Task requirements
Keep only the lines that hold the string "Zion", filtering out the rest of the entries below.

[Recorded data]

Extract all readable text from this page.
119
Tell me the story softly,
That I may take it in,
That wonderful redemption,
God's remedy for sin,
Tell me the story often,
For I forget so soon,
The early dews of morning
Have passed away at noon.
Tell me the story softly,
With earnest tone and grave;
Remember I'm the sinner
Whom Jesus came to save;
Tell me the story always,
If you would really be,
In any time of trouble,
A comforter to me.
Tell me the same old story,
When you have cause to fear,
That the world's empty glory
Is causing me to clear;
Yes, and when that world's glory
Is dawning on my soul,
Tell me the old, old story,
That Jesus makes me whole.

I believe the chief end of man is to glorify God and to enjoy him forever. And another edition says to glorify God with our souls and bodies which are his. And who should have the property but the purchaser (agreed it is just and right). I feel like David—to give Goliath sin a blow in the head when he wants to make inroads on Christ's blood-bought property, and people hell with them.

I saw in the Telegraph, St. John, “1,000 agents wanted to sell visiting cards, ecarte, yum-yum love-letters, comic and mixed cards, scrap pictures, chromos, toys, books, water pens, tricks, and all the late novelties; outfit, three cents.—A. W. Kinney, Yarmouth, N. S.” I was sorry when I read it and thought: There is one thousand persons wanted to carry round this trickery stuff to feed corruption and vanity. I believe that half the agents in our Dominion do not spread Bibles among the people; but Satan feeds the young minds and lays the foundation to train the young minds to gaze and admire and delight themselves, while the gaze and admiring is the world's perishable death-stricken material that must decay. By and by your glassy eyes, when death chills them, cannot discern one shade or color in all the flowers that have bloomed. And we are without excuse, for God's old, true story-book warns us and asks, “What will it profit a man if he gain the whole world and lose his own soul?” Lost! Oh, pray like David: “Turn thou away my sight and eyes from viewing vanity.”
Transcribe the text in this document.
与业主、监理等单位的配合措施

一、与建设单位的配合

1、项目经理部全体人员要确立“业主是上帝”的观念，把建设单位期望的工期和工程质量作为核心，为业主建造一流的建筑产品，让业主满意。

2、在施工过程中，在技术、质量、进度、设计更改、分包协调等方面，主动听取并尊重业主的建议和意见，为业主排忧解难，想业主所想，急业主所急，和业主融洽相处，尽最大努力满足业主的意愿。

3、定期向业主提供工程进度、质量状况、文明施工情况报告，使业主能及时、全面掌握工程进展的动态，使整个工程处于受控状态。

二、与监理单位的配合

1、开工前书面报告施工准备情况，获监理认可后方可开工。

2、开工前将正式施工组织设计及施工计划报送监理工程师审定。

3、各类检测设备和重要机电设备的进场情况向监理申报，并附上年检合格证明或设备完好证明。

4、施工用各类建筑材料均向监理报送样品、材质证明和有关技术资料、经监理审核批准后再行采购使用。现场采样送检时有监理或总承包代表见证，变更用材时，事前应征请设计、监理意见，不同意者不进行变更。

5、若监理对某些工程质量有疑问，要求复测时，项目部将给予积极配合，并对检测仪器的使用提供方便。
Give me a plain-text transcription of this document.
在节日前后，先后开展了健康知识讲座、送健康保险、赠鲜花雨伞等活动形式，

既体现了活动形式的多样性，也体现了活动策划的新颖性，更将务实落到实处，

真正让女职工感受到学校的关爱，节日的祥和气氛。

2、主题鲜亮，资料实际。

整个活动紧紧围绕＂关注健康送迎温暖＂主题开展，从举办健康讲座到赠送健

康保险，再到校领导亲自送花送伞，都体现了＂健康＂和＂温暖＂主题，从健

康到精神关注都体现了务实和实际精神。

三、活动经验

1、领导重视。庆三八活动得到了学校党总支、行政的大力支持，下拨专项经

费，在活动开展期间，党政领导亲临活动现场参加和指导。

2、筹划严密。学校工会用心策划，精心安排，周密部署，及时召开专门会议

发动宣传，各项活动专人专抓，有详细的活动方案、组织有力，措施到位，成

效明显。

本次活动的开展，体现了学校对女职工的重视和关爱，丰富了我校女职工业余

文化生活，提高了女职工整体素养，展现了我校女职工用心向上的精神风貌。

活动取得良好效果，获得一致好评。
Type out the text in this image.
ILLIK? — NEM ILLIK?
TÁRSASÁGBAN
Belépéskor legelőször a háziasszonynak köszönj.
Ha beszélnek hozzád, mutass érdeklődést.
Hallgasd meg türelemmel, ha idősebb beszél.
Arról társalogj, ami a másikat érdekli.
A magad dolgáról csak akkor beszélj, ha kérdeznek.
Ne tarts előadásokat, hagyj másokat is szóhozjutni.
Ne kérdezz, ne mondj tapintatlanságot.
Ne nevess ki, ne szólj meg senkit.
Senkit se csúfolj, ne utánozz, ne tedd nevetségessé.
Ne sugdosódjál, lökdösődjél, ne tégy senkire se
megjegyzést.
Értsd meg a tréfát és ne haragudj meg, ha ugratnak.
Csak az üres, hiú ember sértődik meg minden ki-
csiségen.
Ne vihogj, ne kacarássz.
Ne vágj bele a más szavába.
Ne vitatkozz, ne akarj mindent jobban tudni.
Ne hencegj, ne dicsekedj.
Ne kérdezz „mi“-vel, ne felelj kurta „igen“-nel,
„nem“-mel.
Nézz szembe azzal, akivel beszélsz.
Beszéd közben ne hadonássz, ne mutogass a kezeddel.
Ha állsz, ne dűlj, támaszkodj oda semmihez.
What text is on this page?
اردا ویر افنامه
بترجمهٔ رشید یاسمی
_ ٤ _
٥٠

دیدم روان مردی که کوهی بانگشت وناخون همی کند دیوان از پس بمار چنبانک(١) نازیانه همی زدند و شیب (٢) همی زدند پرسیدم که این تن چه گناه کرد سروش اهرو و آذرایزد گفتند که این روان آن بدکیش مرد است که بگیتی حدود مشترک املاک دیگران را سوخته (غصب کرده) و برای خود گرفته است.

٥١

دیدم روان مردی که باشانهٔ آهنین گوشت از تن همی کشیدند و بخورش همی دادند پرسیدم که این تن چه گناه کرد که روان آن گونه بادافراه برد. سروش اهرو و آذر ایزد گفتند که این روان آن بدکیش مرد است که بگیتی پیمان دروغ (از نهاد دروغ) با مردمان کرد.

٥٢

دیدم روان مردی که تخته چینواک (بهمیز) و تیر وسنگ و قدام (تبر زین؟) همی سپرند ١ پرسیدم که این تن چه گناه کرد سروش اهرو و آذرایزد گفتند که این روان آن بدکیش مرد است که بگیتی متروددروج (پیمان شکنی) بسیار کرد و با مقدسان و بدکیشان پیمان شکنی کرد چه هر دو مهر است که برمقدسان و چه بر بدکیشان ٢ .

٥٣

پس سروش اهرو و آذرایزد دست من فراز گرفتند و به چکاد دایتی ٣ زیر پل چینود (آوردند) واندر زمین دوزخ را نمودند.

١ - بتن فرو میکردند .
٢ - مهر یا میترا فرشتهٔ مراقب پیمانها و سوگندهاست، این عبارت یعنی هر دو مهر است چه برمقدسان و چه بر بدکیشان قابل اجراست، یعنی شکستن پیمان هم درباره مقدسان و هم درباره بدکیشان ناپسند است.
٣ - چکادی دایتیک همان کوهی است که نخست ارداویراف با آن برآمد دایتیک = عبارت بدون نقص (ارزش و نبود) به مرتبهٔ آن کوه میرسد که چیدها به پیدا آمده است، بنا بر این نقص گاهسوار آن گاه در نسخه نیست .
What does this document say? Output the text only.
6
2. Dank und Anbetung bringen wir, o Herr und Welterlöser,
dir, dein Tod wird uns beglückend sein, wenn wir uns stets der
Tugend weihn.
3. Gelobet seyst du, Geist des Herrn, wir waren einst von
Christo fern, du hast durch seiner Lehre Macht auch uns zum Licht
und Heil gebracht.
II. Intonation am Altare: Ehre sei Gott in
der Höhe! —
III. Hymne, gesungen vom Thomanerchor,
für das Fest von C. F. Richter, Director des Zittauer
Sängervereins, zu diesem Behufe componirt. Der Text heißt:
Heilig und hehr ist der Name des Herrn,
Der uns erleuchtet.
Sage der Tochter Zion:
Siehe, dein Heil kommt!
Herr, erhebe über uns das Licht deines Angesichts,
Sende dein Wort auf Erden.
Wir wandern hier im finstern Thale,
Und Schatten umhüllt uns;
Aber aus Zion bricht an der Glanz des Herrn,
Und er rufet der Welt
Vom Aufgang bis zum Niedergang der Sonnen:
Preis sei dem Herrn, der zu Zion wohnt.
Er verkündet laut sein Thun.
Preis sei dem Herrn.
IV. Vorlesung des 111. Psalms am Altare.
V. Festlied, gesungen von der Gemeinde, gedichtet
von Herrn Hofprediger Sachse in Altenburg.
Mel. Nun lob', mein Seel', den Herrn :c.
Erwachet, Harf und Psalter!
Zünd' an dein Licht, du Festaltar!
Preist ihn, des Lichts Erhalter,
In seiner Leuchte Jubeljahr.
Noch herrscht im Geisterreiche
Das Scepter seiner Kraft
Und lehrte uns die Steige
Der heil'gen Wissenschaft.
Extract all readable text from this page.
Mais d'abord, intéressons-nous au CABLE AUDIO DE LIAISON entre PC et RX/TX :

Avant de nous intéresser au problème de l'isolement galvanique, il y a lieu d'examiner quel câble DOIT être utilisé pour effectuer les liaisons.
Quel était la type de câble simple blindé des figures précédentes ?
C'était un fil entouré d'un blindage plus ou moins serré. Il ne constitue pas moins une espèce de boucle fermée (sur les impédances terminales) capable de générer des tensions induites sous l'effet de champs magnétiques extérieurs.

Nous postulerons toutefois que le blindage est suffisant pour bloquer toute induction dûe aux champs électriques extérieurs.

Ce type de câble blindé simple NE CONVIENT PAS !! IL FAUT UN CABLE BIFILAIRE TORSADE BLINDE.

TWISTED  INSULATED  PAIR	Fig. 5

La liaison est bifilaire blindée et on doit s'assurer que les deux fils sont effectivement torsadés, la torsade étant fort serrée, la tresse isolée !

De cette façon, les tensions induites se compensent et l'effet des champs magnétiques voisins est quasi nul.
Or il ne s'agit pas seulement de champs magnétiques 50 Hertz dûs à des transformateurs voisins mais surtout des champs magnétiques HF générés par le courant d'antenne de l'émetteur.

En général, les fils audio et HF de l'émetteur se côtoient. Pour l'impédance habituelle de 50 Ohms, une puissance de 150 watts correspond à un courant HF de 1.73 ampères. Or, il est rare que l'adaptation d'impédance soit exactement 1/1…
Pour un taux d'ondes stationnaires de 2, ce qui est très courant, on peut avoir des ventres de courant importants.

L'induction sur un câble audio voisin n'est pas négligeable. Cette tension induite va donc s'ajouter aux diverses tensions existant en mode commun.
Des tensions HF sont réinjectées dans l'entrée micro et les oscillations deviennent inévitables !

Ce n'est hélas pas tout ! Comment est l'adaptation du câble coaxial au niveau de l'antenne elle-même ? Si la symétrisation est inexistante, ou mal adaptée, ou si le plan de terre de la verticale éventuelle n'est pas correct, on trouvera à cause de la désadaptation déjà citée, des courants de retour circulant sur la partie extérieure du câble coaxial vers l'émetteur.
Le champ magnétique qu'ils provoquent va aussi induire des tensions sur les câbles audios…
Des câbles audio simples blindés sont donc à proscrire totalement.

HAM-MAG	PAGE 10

Expected answer
Sage der Tochter Zion:
Aber aus Zion bricht an der Glanz des Herrn,
Preis sei dem Herrn, der zu Zion wohnt.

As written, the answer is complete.